-- TASK TO CARRY OUT --
Copy every line of the records below word for word. Leave out only the picture lines.

━━ SUPPLIED DATA

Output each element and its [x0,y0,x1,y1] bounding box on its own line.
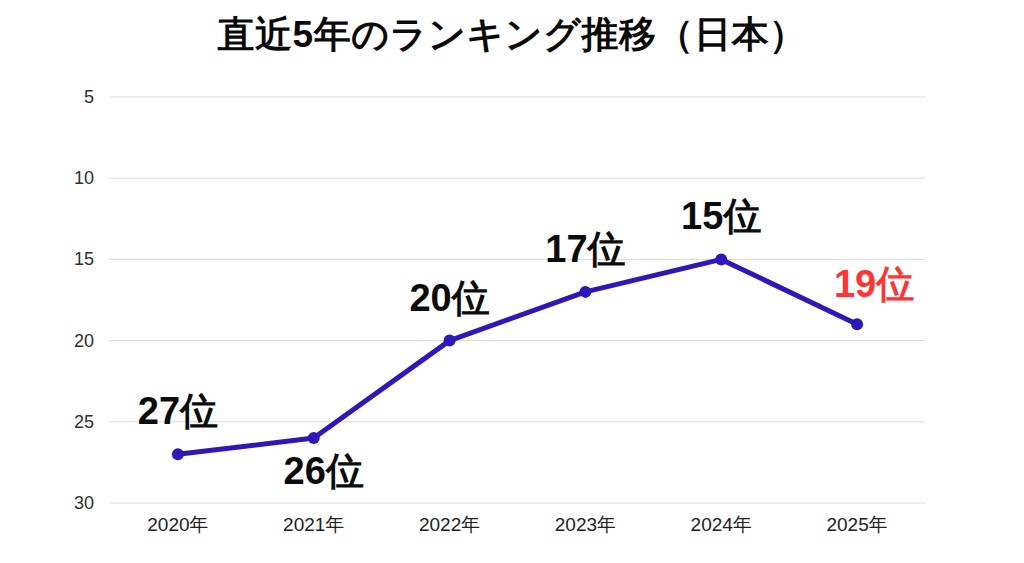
data-point-label: 17位 [545,228,625,270]
data-point [172,448,184,460]
y-tick-label: 30 [74,493,94,513]
y-tick-label: 20 [74,331,94,351]
x-tick-label: 2022年 [419,514,480,535]
x-tick-label: 2021年 [283,514,344,535]
data-point-label-highlight: 19位 [834,263,914,305]
data-point [715,253,727,265]
ranking-line-chart: 5 10 15 20 25 30 2020年 2021年 2022年 2023年 2024年 2025… [0,0,1024,563]
data-point [851,318,863,330]
x-tick-label: 2024年 [691,514,752,535]
x-tick-label: 2023年 [555,514,616,535]
ranking-chart-page: 直近5年のランキング推移（日本） 510152025302020年2021年20… [0,0,1024,563]
y-tick-label: 10 [74,168,94,188]
trend-line [178,259,857,454]
data-point-label: 26位 [284,450,364,492]
data-point-label: 20位 [409,277,489,319]
data-point-label: 15位 [681,195,761,237]
data-point [444,335,456,347]
x-tick-label: 2020年 [147,514,208,535]
y-tick-label: 25 [74,412,94,432]
x-tick-label: 2025年 [826,514,887,535]
data-point-label: 27位 [138,390,218,432]
y-tick-label: 5 [84,87,94,107]
y-tick-label: 15 [74,249,94,269]
data-point [308,432,320,444]
data-point [579,286,591,298]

━━━━

-- RESULT --
Output each element and its [x0,y0,x1,y1] bounding box on its own line.
data-point-label: 17位 [545,228,625,270]
data-point [172,448,184,460]
y-tick-label: 30 [74,493,94,513]
y-tick-label: 20 [74,331,94,351]
x-tick-label: 2022年 [419,514,480,535]
x-tick-label: 2021年 [283,514,344,535]
data-point-label-highlight: 19位 [834,263,914,305]
data-point [715,253,727,265]
ranking-line-chart: 5 10 15 20 25 30 2020年 2021年 2022年 2023年 2024年 2025… [0,0,1024,563]
data-point [851,318,863,330]
x-tick-label: 2024年 [691,514,752,535]
x-tick-label: 2023年 [555,514,616,535]
ranking-chart-page: 直近5年のランキング推移（日本） 510152025302020年2021年20… [0,0,1024,563]
y-tick-label: 10 [74,168,94,188]
trend-line [178,259,857,454]
data-point-label: 26位 [284,450,364,492]
data-point-label: 20位 [409,277,489,319]
data-point-label: 15位 [681,195,761,237]
data-point [444,335,456,347]
x-tick-label: 2020年 [147,514,208,535]
y-tick-label: 25 [74,412,94,432]
x-tick-label: 2025年 [826,514,887,535]
data-point-label: 27位 [138,390,218,432]
y-tick-label: 5 [84,87,94,107]
y-tick-label: 15 [74,249,94,269]
data-point [308,432,320,444]
data-point [579,286,591,298]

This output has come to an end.